**WORK REQUIRED**
Copy out the entries exactly, from the first line to the last.

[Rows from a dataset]
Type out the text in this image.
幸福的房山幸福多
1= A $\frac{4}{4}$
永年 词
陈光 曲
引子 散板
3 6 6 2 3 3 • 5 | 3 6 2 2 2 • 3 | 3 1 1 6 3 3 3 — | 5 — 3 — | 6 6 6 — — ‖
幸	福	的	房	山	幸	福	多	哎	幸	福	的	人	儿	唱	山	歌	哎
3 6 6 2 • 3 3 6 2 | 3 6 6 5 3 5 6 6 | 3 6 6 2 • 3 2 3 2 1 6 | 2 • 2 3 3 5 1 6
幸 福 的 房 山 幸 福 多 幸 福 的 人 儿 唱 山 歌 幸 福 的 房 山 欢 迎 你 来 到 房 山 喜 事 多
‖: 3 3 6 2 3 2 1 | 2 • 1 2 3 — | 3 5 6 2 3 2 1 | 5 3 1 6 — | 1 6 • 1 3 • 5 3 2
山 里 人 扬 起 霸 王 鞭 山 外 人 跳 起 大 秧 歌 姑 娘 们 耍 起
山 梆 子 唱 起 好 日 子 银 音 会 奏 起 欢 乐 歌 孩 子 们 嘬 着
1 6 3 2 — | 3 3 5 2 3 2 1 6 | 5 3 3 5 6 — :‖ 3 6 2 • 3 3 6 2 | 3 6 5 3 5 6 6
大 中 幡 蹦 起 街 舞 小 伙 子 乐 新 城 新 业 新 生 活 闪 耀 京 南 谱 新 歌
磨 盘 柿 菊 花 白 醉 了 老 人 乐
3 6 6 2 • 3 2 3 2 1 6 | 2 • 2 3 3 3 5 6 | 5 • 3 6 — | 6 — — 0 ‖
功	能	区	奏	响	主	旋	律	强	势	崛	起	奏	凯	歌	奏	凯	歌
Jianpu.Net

**SOLUTION TO THIS TASK**
Type out the text in this image.
幸福的房山幸福多
1= A $\frac{4}{4}$
永年 词
陈光 曲
引子 散板
3 6 6 2 3 3 • 5 | 3 6 2 2 2 • 3 | 3 1 1 6 3 3 3 — | 5 — 3 — | 6 6 6 — — ‖
幸	福	的	房	山	幸	福	多	哎	幸	福	的	人	儿	唱	山	歌	哎
3 6 6 2 • 3 3 6 2 | 3 6 6 5 3 5 6 6 | 3 6 6 2 • 3 2 3 2 1 6 | 2 • 2 3 3 5 1 6
幸 福 的 房 山 幸 福 多 幸 福 的 人 儿 唱 山 歌 幸 福 的 房 山 欢 迎 你 来 到 房 山 喜 事 多
‖: 3 3 6 2 3 2 1 | 2 • 1 2 3 — | 3 5 6 2 3 2 1 | 5 3 1 6 — | 1 6 • 1 3 • 5 3 2
山 里 人 扬 起 霸 王 鞭 山 外 人 跳 起 大 秧 歌 姑 娘 们 耍 起
山 梆 子 唱 起 好 日 子 银 音 会 奏 起 欢 乐 歌 孩 子 们 嘬 着
1 6 3 2 — | 3 3 5 2 3 2 1 6 | 5 3 3 5 6 — :‖ 3 6 2 • 3 3 6 2 | 3 6 5 3 5 6 6
大 中 幡 蹦 起 街 舞 小 伙 子 乐 新 城 新 业 新 生 活 闪 耀 京 南 谱 新 歌
磨 盘 柿 菊 花 白 醉 了 老 人 乐
3 6 6 2 • 3 2 3 2 1 6 | 2 • 2 3 3 3 5 6 | 5 • 3 6 — | 6 — — 0 ‖
功	能	区	奏	响	主	旋	律	强	势	崛	起	奏	凯	歌	奏	凯	歌
Jianpu.Net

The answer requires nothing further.